*Collected data entries*
● ● ● ● ●

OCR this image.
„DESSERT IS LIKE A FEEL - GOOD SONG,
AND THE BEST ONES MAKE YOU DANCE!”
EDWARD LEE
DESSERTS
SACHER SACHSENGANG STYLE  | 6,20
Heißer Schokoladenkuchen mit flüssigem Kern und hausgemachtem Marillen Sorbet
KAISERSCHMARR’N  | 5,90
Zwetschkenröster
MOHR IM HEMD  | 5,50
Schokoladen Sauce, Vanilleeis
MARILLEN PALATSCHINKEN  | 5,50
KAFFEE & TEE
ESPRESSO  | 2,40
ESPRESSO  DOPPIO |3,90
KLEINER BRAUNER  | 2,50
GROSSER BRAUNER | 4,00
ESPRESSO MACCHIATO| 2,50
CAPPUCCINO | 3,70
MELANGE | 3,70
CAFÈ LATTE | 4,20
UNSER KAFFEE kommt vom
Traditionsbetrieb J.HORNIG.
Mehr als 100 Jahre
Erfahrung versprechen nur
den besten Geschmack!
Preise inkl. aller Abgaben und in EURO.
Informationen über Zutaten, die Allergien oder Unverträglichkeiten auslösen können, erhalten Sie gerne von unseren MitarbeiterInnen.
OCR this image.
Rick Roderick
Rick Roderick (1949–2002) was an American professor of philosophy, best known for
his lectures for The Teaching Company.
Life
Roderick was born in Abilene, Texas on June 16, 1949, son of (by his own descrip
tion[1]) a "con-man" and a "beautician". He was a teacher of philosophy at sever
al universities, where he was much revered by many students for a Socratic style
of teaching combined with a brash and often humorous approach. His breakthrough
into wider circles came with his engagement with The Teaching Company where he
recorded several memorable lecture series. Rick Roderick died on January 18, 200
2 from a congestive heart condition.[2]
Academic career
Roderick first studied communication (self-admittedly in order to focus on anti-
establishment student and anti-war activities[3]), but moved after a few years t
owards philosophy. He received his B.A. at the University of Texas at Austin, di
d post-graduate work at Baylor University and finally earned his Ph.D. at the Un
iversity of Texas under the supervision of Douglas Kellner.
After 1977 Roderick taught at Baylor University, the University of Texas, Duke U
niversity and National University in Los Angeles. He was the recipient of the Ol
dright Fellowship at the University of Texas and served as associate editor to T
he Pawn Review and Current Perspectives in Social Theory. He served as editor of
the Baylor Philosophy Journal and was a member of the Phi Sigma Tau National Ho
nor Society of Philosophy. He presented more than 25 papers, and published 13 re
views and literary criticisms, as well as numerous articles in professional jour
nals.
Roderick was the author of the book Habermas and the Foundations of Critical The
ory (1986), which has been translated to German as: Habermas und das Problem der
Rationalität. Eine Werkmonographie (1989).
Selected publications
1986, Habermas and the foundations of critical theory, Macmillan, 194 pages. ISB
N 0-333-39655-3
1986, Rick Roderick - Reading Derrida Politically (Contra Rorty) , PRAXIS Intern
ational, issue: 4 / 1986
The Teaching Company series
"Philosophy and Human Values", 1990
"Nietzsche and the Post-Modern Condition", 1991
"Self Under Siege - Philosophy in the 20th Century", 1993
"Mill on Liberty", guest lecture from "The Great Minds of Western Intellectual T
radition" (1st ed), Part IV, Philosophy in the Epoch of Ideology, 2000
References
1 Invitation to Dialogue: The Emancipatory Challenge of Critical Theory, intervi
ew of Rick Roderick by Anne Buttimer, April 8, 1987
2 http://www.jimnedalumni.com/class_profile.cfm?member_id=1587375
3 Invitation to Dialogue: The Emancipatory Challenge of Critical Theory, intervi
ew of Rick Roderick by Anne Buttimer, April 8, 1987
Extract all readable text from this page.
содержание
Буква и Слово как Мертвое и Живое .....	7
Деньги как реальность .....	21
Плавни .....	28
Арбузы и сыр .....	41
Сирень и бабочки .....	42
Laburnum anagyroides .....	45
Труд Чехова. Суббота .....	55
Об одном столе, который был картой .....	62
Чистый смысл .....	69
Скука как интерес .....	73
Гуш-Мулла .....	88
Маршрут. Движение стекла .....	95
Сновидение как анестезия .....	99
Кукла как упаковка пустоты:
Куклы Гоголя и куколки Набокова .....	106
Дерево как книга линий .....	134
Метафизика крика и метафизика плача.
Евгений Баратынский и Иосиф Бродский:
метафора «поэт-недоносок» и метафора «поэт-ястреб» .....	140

● ● ● ● ●

Every line of the listing that holds "Roderick" should be found and copied.

Rick Roderick
Rick Roderick (1949–2002) was an American professor of philosophy, best known for
Roderick was born in Abilene, Texas on June 16, 1949, son of (by his own descrip
recorded several memorable lecture series. Rick Roderick died on January 18, 200
Roderick first studied communication (self-admittedly in order to focus on anti-
After 1977 Roderick taught at Baylor University, the University of Texas, Duke U
Roderick was the author of the book Habermas and the Foundations of Critical The
1986, Rick Roderick - Reading Derrida Politically (Contra Rorty) , PRAXIS Intern
ew of Rick Roderick by Anne Buttimer, April 8, 1987
ew of Rick Roderick by Anne Buttimer, April 8, 1987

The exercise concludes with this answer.